Exercise input:
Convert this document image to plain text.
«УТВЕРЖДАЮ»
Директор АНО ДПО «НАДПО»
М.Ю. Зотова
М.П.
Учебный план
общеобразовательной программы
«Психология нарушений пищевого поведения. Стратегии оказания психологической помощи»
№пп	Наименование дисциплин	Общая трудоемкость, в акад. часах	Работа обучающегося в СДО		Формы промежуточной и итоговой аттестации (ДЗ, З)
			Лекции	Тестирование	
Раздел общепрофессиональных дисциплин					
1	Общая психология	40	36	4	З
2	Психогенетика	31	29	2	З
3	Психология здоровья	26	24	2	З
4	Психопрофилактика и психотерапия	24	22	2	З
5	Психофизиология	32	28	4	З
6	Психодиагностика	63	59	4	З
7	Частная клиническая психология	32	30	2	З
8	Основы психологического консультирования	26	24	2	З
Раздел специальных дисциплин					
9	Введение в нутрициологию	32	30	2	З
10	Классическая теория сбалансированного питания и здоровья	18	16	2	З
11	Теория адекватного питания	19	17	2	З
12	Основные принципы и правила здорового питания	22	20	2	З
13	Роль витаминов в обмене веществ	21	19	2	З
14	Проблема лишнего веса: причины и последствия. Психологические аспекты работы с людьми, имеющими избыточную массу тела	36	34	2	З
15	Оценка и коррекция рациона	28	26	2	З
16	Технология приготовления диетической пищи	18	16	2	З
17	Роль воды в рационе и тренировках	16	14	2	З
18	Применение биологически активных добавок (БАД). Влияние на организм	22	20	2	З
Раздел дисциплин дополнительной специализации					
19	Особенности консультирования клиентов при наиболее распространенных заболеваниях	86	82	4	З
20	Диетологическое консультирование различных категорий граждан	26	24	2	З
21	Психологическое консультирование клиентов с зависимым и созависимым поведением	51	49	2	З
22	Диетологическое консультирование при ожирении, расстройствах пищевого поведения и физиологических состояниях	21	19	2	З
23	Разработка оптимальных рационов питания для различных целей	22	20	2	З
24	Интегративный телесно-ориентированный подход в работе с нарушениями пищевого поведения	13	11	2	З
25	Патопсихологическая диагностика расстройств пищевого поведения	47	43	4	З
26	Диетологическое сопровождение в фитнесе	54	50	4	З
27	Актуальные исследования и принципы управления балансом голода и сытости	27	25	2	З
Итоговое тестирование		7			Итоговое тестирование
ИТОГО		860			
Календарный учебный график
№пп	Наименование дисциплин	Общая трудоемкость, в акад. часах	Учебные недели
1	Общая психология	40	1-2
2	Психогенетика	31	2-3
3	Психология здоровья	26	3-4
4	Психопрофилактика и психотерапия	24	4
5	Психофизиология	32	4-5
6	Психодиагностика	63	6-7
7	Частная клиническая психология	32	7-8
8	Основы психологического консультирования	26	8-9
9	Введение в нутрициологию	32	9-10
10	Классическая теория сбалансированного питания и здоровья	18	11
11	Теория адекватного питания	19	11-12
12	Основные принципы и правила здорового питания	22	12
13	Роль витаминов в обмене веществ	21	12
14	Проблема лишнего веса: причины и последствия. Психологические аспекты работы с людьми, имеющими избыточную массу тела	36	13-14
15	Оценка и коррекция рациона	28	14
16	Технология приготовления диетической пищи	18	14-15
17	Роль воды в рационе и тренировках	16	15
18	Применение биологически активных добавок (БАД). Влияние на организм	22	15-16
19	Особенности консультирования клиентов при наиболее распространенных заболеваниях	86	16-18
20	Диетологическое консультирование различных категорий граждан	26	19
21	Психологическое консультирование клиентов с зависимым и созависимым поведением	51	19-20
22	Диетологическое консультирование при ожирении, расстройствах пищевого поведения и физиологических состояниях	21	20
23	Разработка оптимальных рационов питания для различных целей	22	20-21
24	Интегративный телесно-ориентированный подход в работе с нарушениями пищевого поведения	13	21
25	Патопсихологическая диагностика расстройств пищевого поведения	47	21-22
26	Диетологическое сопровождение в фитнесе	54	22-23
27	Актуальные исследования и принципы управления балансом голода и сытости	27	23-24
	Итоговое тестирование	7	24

What you are asked to do: In the listing above, find each line with the word "рационов" and copy it.

Exercise response:
23	Разработка оптимальных рационов питания для различных целей	22	20	2	З
23	Разработка оптимальных рационов питания для различных целей	22	20-21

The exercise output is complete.